> _Work instructions_:
Of the lines below, count those containing the word "this". Reply with the number alone.

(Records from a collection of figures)
* start *
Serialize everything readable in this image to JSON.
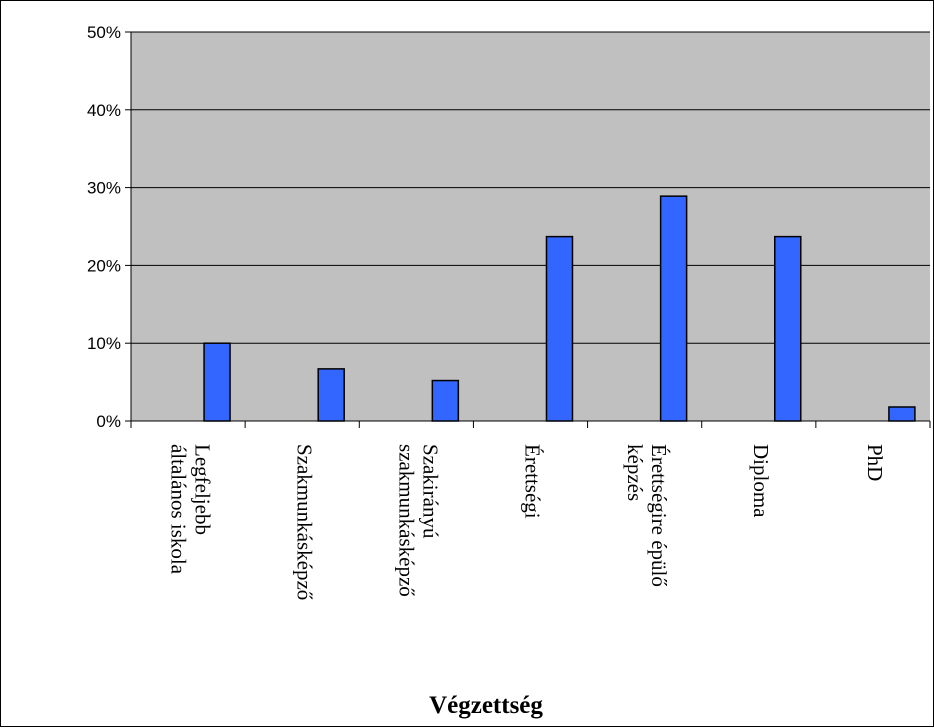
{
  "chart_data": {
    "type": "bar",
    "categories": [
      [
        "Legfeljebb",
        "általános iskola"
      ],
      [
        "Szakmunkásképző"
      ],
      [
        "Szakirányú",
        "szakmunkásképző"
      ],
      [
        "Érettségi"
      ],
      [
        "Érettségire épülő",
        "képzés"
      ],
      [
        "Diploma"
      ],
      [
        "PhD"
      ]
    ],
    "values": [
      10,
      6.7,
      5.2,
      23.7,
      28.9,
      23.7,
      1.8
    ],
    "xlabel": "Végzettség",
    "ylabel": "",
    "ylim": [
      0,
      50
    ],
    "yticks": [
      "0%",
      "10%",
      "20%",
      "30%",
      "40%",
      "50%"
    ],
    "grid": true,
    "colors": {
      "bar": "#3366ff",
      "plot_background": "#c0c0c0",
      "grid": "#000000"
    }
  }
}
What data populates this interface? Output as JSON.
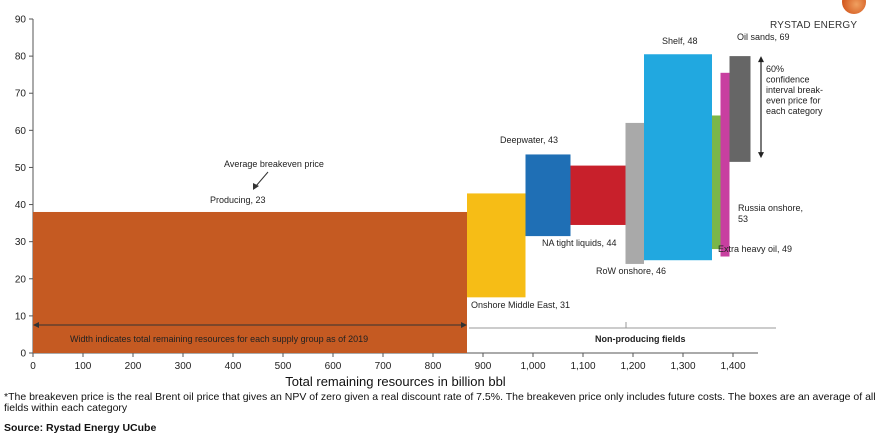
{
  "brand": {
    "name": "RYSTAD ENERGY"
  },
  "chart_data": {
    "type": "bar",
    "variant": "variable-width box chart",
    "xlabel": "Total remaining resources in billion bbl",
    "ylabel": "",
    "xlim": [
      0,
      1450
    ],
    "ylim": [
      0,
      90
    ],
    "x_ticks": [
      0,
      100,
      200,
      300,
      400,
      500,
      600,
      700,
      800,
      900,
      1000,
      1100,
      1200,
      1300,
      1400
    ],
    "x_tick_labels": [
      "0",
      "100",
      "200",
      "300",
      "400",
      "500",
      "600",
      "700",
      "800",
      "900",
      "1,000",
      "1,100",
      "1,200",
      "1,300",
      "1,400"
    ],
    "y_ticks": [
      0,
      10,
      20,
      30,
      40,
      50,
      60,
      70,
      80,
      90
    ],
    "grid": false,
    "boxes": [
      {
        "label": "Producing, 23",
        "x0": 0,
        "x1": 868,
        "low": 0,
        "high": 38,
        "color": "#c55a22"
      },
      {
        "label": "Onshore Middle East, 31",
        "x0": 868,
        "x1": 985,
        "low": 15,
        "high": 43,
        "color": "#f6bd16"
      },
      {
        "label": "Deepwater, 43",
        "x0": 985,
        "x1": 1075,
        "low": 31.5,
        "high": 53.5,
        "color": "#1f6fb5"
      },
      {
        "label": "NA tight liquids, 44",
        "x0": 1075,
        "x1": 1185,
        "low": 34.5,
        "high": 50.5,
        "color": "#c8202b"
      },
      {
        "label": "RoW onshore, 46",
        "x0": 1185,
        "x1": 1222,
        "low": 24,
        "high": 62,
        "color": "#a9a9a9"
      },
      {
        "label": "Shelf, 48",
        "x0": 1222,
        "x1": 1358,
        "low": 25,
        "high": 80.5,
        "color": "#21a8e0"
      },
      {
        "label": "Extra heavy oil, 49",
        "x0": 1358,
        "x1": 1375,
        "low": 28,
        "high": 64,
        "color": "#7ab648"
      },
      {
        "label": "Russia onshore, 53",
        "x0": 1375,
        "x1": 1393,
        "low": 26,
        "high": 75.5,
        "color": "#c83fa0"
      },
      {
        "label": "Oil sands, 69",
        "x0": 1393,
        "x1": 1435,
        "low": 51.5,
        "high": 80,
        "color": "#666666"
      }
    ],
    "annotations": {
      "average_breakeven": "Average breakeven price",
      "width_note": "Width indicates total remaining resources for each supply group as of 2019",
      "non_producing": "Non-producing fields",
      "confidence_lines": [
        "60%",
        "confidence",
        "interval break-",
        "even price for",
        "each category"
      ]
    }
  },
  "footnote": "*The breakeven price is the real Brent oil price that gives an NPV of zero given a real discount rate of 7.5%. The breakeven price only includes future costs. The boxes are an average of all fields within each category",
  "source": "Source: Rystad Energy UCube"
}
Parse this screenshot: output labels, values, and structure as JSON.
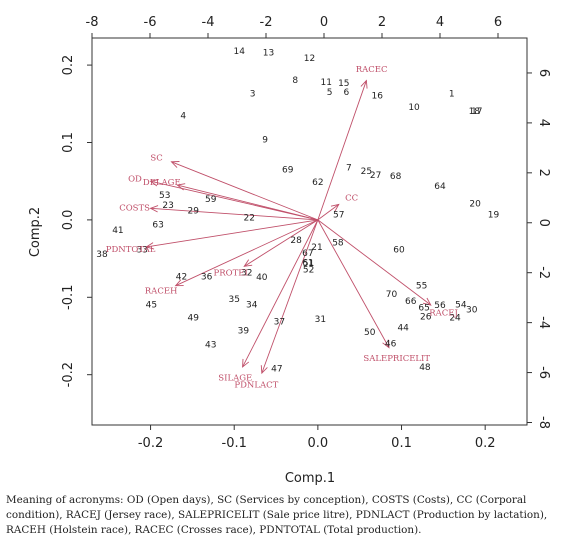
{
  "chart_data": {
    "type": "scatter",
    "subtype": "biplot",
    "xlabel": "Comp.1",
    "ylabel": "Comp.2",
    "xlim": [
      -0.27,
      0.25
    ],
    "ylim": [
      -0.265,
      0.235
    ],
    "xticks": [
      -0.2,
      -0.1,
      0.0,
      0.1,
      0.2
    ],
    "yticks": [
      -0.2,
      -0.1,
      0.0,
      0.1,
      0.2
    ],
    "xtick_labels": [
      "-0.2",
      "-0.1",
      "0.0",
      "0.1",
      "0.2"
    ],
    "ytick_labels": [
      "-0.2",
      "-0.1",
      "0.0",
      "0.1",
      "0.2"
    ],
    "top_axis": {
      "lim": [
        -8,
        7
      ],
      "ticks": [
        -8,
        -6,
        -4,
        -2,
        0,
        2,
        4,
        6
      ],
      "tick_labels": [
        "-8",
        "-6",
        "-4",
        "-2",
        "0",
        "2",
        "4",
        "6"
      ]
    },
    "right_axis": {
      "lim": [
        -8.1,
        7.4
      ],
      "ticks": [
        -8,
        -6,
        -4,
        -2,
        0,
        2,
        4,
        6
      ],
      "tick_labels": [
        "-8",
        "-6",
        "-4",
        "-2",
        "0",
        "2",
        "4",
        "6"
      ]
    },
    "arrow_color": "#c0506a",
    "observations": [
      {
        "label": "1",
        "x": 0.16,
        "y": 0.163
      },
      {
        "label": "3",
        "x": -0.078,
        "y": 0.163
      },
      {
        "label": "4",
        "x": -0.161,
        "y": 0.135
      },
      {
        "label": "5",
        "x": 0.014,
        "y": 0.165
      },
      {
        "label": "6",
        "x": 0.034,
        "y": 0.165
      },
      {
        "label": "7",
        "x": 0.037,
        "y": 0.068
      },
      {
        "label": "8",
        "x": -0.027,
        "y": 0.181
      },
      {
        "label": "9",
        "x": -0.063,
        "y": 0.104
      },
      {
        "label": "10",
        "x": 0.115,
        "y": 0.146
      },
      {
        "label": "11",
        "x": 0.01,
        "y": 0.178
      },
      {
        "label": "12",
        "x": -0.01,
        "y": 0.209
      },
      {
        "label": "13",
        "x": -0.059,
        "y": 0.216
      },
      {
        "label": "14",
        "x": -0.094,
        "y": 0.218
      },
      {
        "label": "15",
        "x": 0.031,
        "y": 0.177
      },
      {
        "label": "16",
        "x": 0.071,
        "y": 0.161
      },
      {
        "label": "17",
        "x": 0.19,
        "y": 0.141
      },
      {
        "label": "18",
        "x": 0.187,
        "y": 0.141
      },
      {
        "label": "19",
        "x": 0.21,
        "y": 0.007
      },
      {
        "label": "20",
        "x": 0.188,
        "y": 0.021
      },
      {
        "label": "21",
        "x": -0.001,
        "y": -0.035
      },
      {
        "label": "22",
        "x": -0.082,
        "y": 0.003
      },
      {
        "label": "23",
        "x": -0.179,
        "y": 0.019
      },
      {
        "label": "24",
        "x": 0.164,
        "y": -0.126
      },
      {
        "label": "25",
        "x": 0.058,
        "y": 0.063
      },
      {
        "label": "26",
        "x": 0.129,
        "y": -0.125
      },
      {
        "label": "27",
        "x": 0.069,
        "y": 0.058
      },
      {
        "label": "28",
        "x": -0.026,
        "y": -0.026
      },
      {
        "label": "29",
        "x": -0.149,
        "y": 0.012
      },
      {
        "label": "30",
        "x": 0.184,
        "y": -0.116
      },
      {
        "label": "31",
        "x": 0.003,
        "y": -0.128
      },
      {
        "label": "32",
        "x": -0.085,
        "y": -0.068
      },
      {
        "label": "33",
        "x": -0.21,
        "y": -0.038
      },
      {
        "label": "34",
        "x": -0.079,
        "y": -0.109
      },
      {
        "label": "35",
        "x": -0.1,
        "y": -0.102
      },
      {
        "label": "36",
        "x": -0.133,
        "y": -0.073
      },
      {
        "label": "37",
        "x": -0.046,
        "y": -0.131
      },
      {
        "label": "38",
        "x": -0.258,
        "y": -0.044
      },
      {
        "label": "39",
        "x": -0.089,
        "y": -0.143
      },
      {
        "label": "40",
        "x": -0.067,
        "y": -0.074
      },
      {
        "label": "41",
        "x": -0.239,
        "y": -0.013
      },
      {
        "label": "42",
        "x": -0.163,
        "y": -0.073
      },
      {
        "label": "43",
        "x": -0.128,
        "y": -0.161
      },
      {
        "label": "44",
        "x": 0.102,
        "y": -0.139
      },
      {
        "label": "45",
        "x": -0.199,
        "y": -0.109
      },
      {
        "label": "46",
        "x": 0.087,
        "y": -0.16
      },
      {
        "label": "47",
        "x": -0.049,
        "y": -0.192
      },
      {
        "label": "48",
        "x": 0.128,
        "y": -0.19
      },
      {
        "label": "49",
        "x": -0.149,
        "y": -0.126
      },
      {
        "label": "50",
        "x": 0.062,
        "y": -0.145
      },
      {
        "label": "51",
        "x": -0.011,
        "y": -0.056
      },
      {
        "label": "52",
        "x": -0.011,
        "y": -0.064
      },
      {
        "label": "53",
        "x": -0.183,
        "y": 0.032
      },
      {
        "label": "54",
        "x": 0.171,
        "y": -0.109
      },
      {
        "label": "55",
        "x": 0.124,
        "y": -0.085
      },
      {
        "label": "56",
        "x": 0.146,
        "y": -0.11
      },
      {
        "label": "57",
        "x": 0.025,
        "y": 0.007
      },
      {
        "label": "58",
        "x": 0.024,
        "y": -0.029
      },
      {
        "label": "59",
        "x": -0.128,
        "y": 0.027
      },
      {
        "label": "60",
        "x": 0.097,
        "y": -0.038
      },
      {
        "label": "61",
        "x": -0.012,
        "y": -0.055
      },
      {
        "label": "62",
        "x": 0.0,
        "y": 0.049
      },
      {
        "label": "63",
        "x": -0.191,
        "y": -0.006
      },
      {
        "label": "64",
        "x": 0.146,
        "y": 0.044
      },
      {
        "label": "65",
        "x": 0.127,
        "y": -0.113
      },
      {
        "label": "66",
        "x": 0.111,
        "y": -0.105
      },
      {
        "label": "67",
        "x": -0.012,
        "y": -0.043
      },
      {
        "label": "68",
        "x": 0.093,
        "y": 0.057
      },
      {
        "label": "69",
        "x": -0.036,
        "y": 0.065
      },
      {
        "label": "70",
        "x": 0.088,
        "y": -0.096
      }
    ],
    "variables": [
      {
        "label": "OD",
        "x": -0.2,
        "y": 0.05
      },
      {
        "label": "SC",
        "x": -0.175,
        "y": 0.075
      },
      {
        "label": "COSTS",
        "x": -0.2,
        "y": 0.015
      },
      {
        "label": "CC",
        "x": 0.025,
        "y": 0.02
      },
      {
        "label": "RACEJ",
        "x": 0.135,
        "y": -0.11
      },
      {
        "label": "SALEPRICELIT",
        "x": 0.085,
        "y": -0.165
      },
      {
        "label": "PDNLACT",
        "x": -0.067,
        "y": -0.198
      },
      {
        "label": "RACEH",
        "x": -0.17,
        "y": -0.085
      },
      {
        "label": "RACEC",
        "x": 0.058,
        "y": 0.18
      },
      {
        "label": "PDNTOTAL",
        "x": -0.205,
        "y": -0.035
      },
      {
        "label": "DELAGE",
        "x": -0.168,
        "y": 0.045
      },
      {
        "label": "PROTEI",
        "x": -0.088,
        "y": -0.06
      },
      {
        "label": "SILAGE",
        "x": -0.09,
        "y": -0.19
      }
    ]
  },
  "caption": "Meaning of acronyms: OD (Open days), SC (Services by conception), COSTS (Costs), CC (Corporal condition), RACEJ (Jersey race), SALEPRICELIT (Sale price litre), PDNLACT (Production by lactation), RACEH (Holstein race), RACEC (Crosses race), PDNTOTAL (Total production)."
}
* end *
> _Final answer_:
3